Request: Reproduce the records below exactly as they appear, omitting any pictures they contain.

>>>>>

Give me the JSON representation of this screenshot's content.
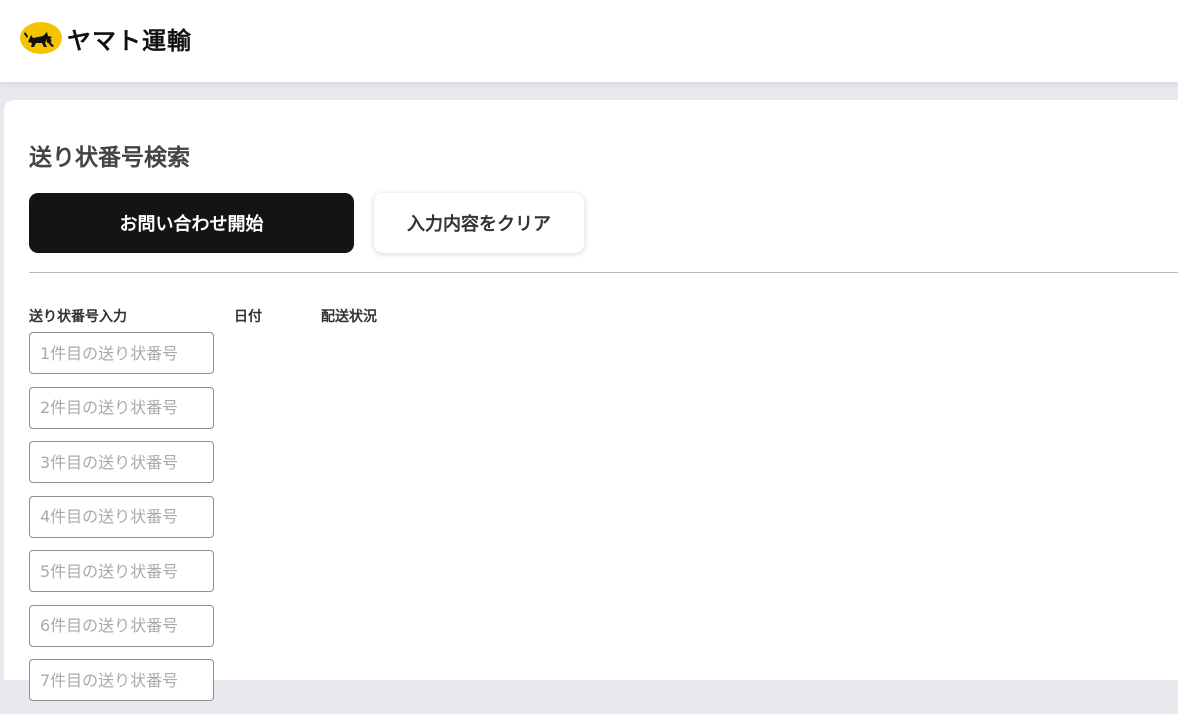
{
  "header": {
    "logo_text": "ヤマト運輸",
    "logo_icon": "black-cat-icon",
    "brand_yellow": "#f5c400"
  },
  "search": {
    "title": "送り状番号検索",
    "start_button": "お問い合わせ開始",
    "clear_button": "入力内容をクリア",
    "columns": {
      "tracking_input": "送り状番号入力",
      "date": "日付",
      "status": "配送状況"
    },
    "inputs": [
      {
        "value": "",
        "placeholder": "1件目の送り状番号"
      },
      {
        "value": "",
        "placeholder": "2件目の送り状番号"
      },
      {
        "value": "",
        "placeholder": "3件目の送り状番号"
      },
      {
        "value": "",
        "placeholder": "4件目の送り状番号"
      },
      {
        "value": "",
        "placeholder": "5件目の送り状番号"
      },
      {
        "value": "",
        "placeholder": "6件目の送り状番号"
      },
      {
        "value": "",
        "placeholder": "7件目の送り状番号"
      }
    ]
  },
  "colors": {
    "primary_button_bg": "#141414",
    "page_bg": "#e9e8ee"
  }
}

<<<<<

Response to this exercise:
Give me the JSON representation of this screenshot's content.
{
  "header": {
    "logo_text": "ヤマト運輸",
    "logo_icon": "black-cat-icon",
    "brand_yellow": "#f5c400"
  },
  "search": {
    "title": "送り状番号検索",
    "start_button": "お問い合わせ開始",
    "clear_button": "入力内容をクリア",
    "columns": {
      "tracking_input": "送り状番号入力",
      "date": "日付",
      "status": "配送状況"
    },
    "inputs": [
      {
        "value": "",
        "placeholder": "1件目の送り状番号"
      },
      {
        "value": "",
        "placeholder": "2件目の送り状番号"
      },
      {
        "value": "",
        "placeholder": "3件目の送り状番号"
      },
      {
        "value": "",
        "placeholder": "4件目の送り状番号"
      },
      {
        "value": "",
        "placeholder": "5件目の送り状番号"
      },
      {
        "value": "",
        "placeholder": "6件目の送り状番号"
      },
      {
        "value": "",
        "placeholder": "7件目の送り状番号"
      }
    ]
  },
  "colors": {
    "primary_button_bg": "#141414",
    "page_bg": "#e9e8ee"
  }
}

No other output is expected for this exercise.